■ Aim of the task: Quote the entries in full, character for character, without their images.

[Data records]
start
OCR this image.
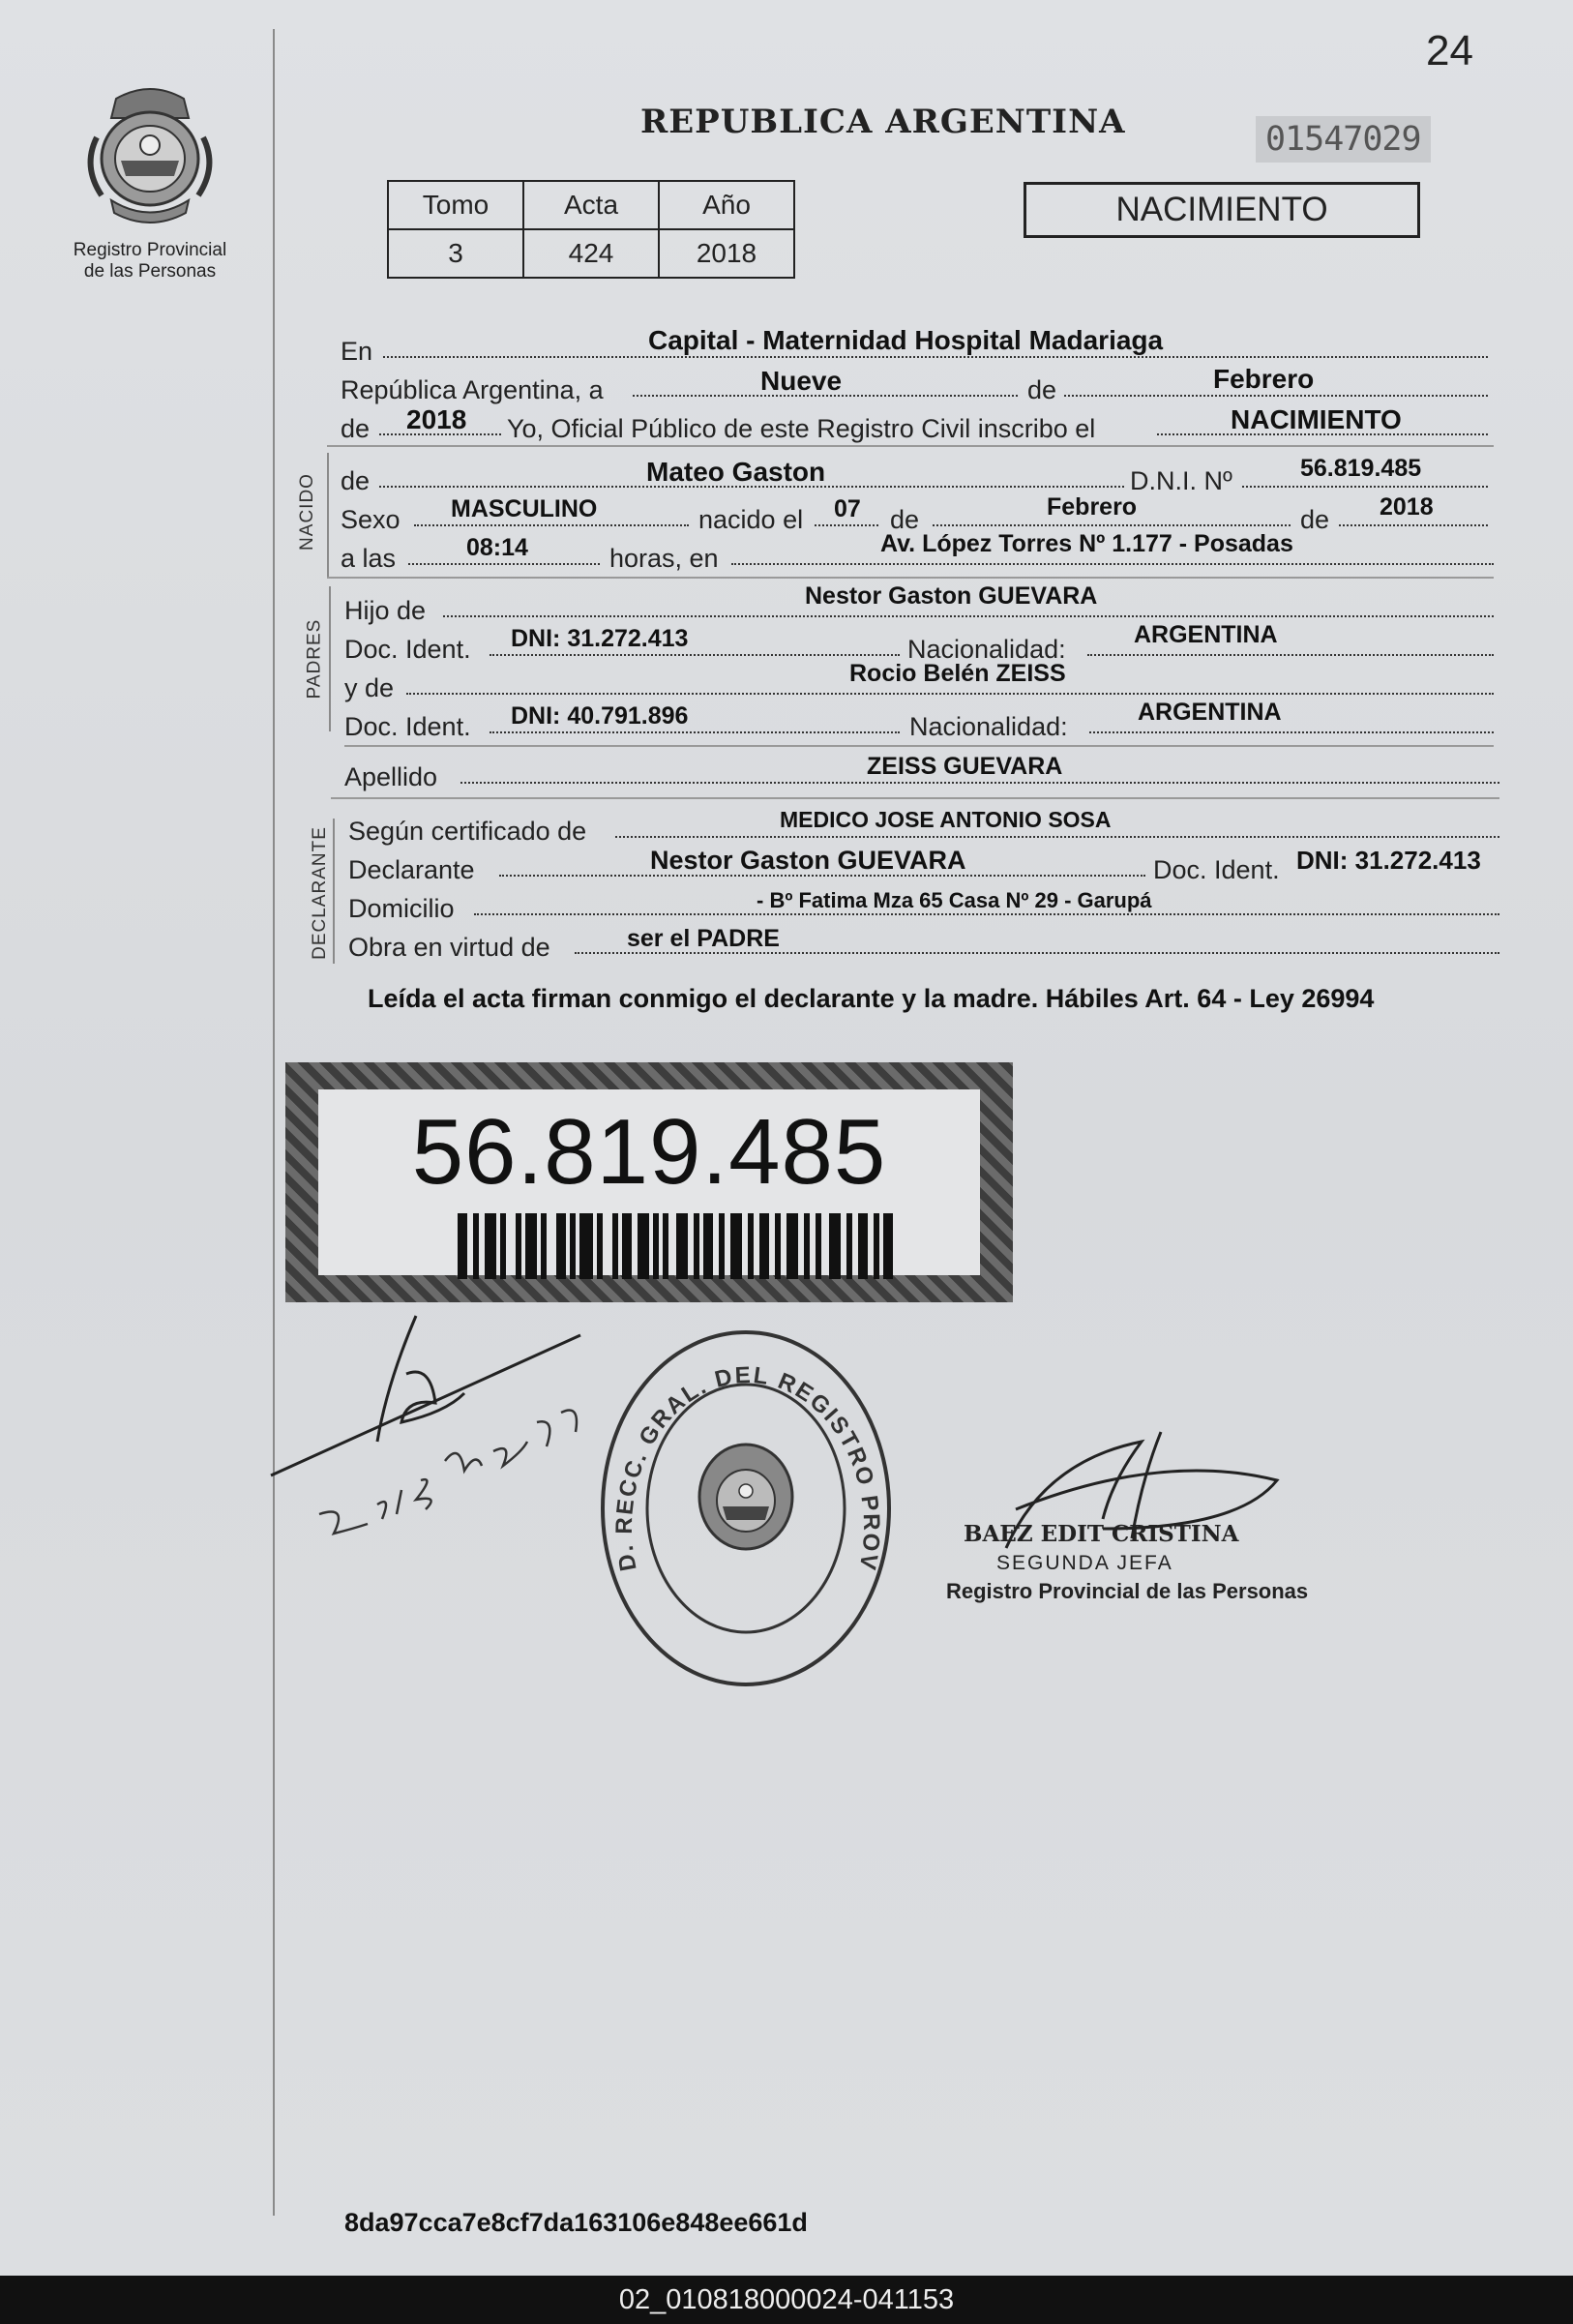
24
Registro Provincial
de las Personas
REPUBLICA ARGENTINA	01547029
Tomo	Acta	Año
3	424	2018
NACIMIENTO
En	Capital - Maternidad Hospital Madariaga
República Argentina, a	Nueve	de	Febrero
de 2018 Yo, Oficial Público de este Registro Civil inscribo el	NACIMIENTO
NACIDO de	Mateo Gaston	D.N.I. Nº	56.819.485
Sexo MASCULINO	nacido el 07 de	Febrero	de 2018
a las	08:14	horas, en	Av. López Torres Nº 1.177 - Posadas
PADRES
Hijo de	Nestor Gaston GUEVARA
Doc. Ident. DNI: 31.272.413	Nacionalidad:	ARGENTINA
y de	Rocio Belén ZEISS
Doc. Ident. DNI: 40.791.896	Nacionalidad:	ARGENTINA
Apellido	ZEISS GUEVARA
DECLARANTE Según certificado de	MEDICO JOSE ANTONIO SOSA
Declarante	Nestor Gaston GUEVARA	Doc. Ident. DNI: 31.272.413
Domicilio	- Bº Fatima Mza 65 Casa Nº 29 - Garupá
Obra en virtud de	ser el PADRE
Leída el acta firman conmigo el declarante y la madre. Hábiles Art. 64 - Ley 26994
56.819.485
D. RECC. GRAL. DEL REGISTRO PROV
BAEZ EDIT CRISTINA
SEGUNDA JEFA
Registro Provincial de las Personas
8da97cca7e8cf7da163106e848ee661d
02_010818000024-041153
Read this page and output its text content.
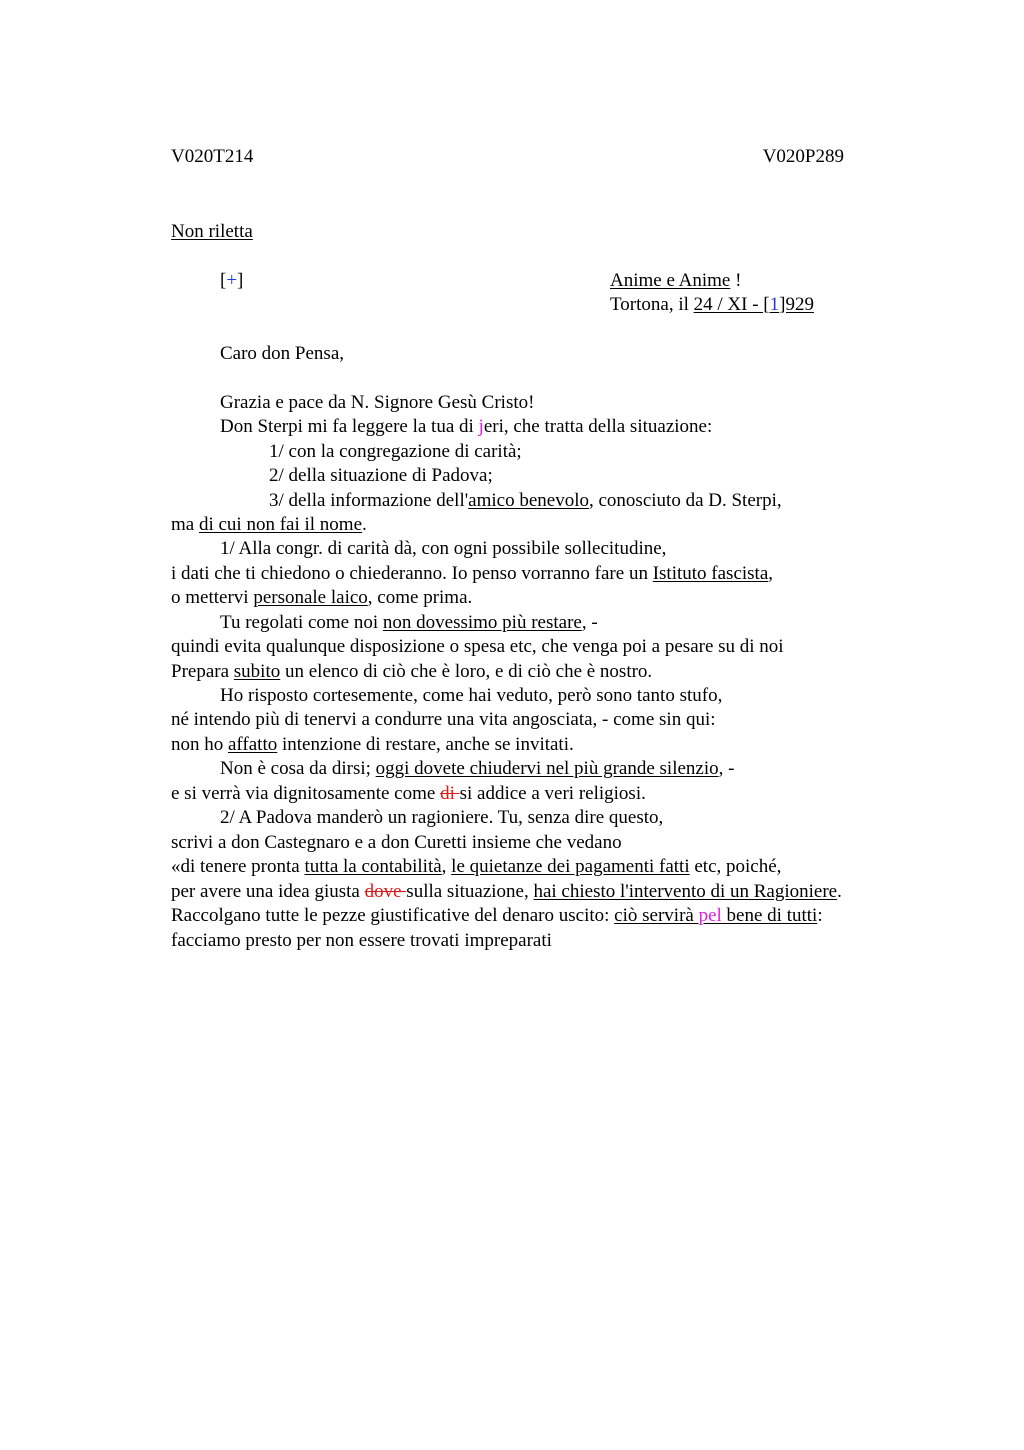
V020T214	V020P289
Non riletta
[+]	Anime e Anime !
Tortona, il 24 / XI - [1]929
Caro don Pensa,
Grazia e pace da N. Signore Gesù Cristo!
Don Sterpi mi fa leggere la tua di jeri, che tratta della situazione:
1/ con la congregazione di carità;
2/ della situazione di Padova;
3/ della informazione dell'amico benevolo, conosciuto da D. Sterpi,
ma di cui non fai il nome.
1/ Alla congr. di carità dà, con ogni possibile sollecitudine,
i dati che ti chiedono o chiederanno. Io penso vorranno fare un Istituto fascista,
o mettervi personale laico, come prima.
Tu regolati come noi non dovessimo più restare, -
quindi evita qualunque disposizione o spesa etc, che venga poi a pesare su di noi
Prepara subito un elenco di ciò che è loro, e di ciò che è nostro.
Ho risposto cortesemente, come hai veduto, però sono tanto stufo,
né intendo più di tenervi a condurre una vita angosciata, - come sin qui:
non ho affatto intenzione di restare, anche se invitati.
Non è cosa da dirsi; oggi dovete chiudervi nel più grande silenzio, -
e si verrà via dignitosamente come di si addice a veri religiosi.
2/ A Padova manderò un ragioniere. Tu, senza dire questo,
scrivi a don Castegnaro e a don Curetti insieme che vedano
«di tenere pronta tutta la contabilità, le quietanze dei pagamenti fatti etc, poiché,
per avere una idea giusta dove sulla situazione, hai chiesto l'intervento di un Ragioniere.
Raccolgano tutte le pezze giustificative del denaro uscito: ciò servirà pel bene di tutti:
facciamo presto per non essere trovati impreparati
end
■ The output:
OCR this image.
24
Registro Provincial
de las Personas
REPUBLICA ARGENTINA	01547029
Tomo	Acta	Año
3	424	2018
NACIMIENTO
En	Capital - Maternidad Hospital Madariaga
República Argentina, a	Nueve	de	Febrero
de 2018 Yo, Oficial Público de este Registro Civil inscribo el	NACIMIENTO
NACIDO de	Mateo Gaston	D.N.I. Nº	56.819.485
Sexo MASCULINO	nacido el 07 de	Febrero	de 2018
a las	08:14	horas, en	Av. López Torres Nº 1.177 - Posadas
PADRES
Hijo de	Nestor Gaston GUEVARA
Doc. Ident. DNI: 31.272.413	Nacionalidad:	ARGENTINA
y de	Rocio Belén ZEISS
Doc. Ident. DNI: 40.791.896	Nacionalidad:	ARGENTINA
Apellido	ZEISS GUEVARA
DECLARANTE Según certificado de	MEDICO JOSE ANTONIO SOSA
Declarante	Nestor Gaston GUEVARA	Doc. Ident. DNI: 31.272.413
Domicilio	- Bº Fatima Mza 65 Casa Nº 29 - Garupá
Obra en virtud de	ser el PADRE
Leída el acta firman conmigo el declarante y la madre. Hábiles Art. 64 - Ley 26994
56.819.485
D. RECC. GRAL. DEL REGISTRO PROV
BAEZ EDIT CRISTINA
SEGUNDA JEFA
Registro Provincial de las Personas
8da97cca7e8cf7da163106e848ee661d
02_010818000024-041153
Read this page and output its text content.
V020T214	V020P289
Non riletta
[+]	Anime e Anime !
Tortona, il 24 / XI - [1]929
Caro don Pensa,
Grazia e pace da N. Signore Gesù Cristo!
Don Sterpi mi fa leggere la tua di jeri, che tratta della situazione:
1/ con la congregazione di carità;
2/ della situazione di Padova;
3/ della informazione dell'amico benevolo, conosciuto da D. Sterpi,
ma di cui non fai il nome.
1/ Alla congr. di carità dà, con ogni possibile sollecitudine,
i dati che ti chiedono o chiederanno. Io penso vorranno fare un Istituto fascista,
o mettervi personale laico, come prima.
Tu regolati come noi non dovessimo più restare, -
quindi evita qualunque disposizione o spesa etc, che venga poi a pesare su di noi
Prepara subito un elenco di ciò che è loro, e di ciò che è nostro.
Ho risposto cortesemente, come hai veduto, però sono tanto stufo,
né intendo più di tenervi a condurre una vita angosciata, - come sin qui:
non ho affatto intenzione di restare, anche se invitati.
Non è cosa da dirsi; oggi dovete chiudervi nel più grande silenzio, -
e si verrà via dignitosamente come di si addice a veri religiosi.
2/ A Padova manderò un ragioniere. Tu, senza dire questo,
scrivi a don Castegnaro e a don Curetti insieme che vedano
«di tenere pronta tutta la contabilità, le quietanze dei pagamenti fatti etc, poiché,
per avere una idea giusta dove sulla situazione, hai chiesto l'intervento di un Ragioniere.
Raccolgano tutte le pezze giustificative del denaro uscito: ciò servirà pel bene di tutti:
facciamo presto per non essere trovati impreparati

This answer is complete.